### Document extract:
## begin

Pepper was bratting around the kitchen one cold day when I was trying to read. She couldn’t be content with anything – neither toy nor bone nor bed nor crate. I found myself equally out of sorts, though for a different reason.
I put down the book I’d been reading. “You look perplexed. And angry,” Pepper observed.
“I am perplexed. And angry,” I replied.
I had made myself finish The Dog, by Joseph O’Neill, as if forcing down a big meal long after I was full. By the last page, I felt bloated on words and meaninglessness. Joseph O’Neill is very smart and clever, and this is undoubtedly a very smart and clever book, but he entirely lost me. At the end of the day, I want to know what an author finds meaningful in life. What is important or terrible or wonderful or funny about being human? It doesn’t help me much if an author seems to throw up his hands and say that none of it means much of anything. I was expecting to love this book, as I had loved O’Neill’s previous book, Netherland. I felt betrayed in addition to everything else.
In The Dog, the unnamed narrator, a lawyer in his mid-30s, breaks up with his girlfriend, who is a more successful lawyer at the same firm. Perhaps not surprisingly, she makes things hard on him at work. He feels he must leave New York and decides to take a shady job with a friend’s family business in Dubai. While in Dubai, he scuba dives for recreation and becomes obsessed with a fellow scuba diver’s double life. We learn a fair amount about this fellow diver and his first wife, living in Chicago, and his secret wife in Dubai. We learn a lot about what it might have felt like to live in Dubai a few years ago, perhaps the only redeeming quality of the book for me.
“I’ve just finished a really smart book full of verbal dexterity and acute observation that leaves me feeling empty and somehow angry,” I told Pepper.
She hopped up onto the sofa with me. “I’m feeling empty and somehow angry too,” she said. “Mostly bored. But maybe we should try to change our state of mind. It’s not really fair – or kind – to inflict our angry, empty selves on the rest of the family today.”
She turned on her ipad and went to the New York Times app, where she quickly found exactly what she was looking for (now it’s my dog, too, not only my daughters!) “Take a look at this great article in last Sunday’s New York Times by the editor of the Modern Love column, Daniel Jones. Based on the thousands of submissions he receives each year, he described “How We Write About Love.” He made some acute observations, too:
How we write about love depends on how old we are.
The young overwhelmingly write with a mixture of anxiety and hope. Their stories ask: What is it going to be for me?
Those in midlife are more often driven to their keyboards by feelings of malaise and disillusionment. Their stories ask: Is this really what it is for me?
And older people almost always write from a place of appreciation, regardless of how difficult things may be. Their message: All things considered, I feel pretty lucky.
Pepper read the rest of the column to me. I wondered if I might try to learn a thing or two from all those older people sending in their columns to Modern Love.
“All things considered, I feel pretty lucky to be able to read a lot of books, even some I don’t understand.”
“All things considered, I feel pretty lucky too,” Pepper said, “I know I am loved.”
She bounded to the door, and I followed.

## end

### Data supplied:
## begin

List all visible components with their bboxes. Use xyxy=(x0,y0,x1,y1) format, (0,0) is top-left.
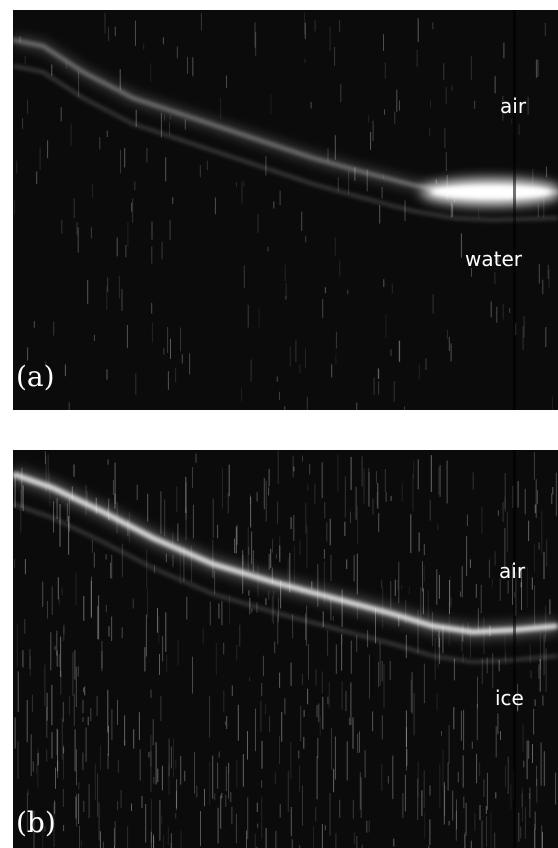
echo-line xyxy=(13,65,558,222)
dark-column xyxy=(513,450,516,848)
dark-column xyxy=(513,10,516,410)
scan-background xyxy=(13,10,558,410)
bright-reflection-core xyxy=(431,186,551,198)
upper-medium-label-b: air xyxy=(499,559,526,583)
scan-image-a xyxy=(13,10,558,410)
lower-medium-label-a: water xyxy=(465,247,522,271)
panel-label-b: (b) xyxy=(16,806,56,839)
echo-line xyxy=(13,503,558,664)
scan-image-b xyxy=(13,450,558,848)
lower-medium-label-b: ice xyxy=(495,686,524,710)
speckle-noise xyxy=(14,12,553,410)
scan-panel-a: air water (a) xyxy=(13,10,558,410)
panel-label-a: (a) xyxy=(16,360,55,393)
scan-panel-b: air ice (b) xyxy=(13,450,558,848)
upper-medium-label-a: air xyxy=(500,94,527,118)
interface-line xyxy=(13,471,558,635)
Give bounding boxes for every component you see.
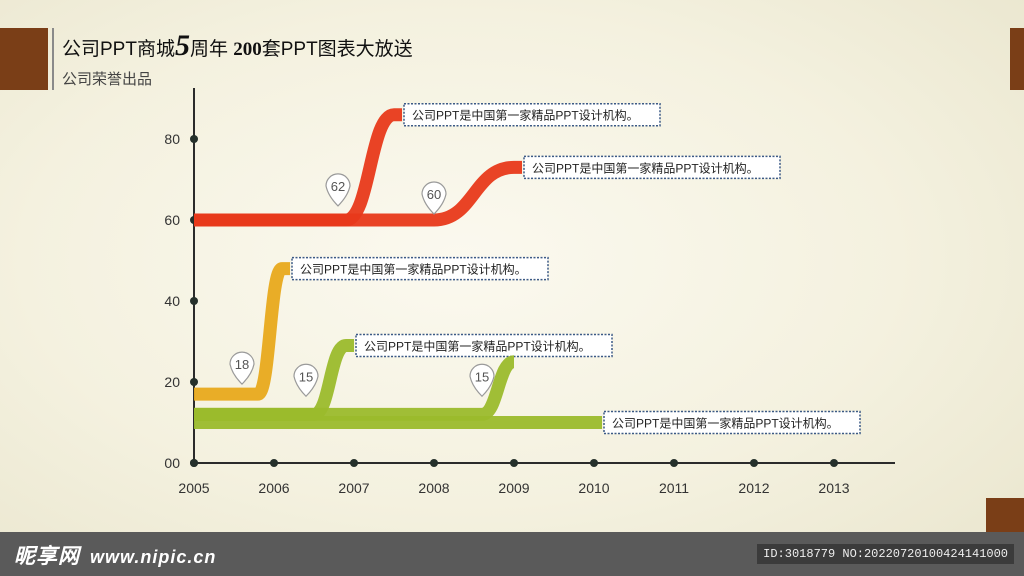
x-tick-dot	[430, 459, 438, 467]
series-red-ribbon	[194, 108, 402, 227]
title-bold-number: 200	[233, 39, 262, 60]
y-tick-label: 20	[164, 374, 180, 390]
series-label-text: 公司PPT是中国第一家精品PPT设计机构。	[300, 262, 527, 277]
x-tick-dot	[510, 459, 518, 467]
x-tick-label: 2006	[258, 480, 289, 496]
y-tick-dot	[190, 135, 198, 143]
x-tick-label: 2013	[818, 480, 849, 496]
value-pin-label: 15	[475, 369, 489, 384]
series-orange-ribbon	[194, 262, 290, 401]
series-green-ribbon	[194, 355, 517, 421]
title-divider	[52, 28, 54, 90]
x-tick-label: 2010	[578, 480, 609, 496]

## end

### The exercise:
Change "perplexed" to "puzzled" in the book review between "I put down the" and "to everything else.", inclusive, and give back that span. The data is separate from the book review.

### Task result:
I put down the book I’d been reading. “You look puzzled. And angry,” Pepper observed.
“I am puzzled. And angry,” I replied.
I had made myself finish The Dog, by Joseph O’Neill, as if forcing down a big meal long after I was full. By the last page, I felt bloated on words and meaninglessness. Joseph O’Neill is very smart and clever, and this is undoubtedly a very smart and clever book, but he entirely lost me. At the end of the day, I want to know what an author finds meaningful in life. What is important or terrible or wonderful or funny about being human? It doesn’t help me much if an author seems to throw up his hands and say that none of it means much of anything. I was expecting to love this book, as I had loved O’Neill’s previous book, Netherland. I felt betrayed in addition to everything else.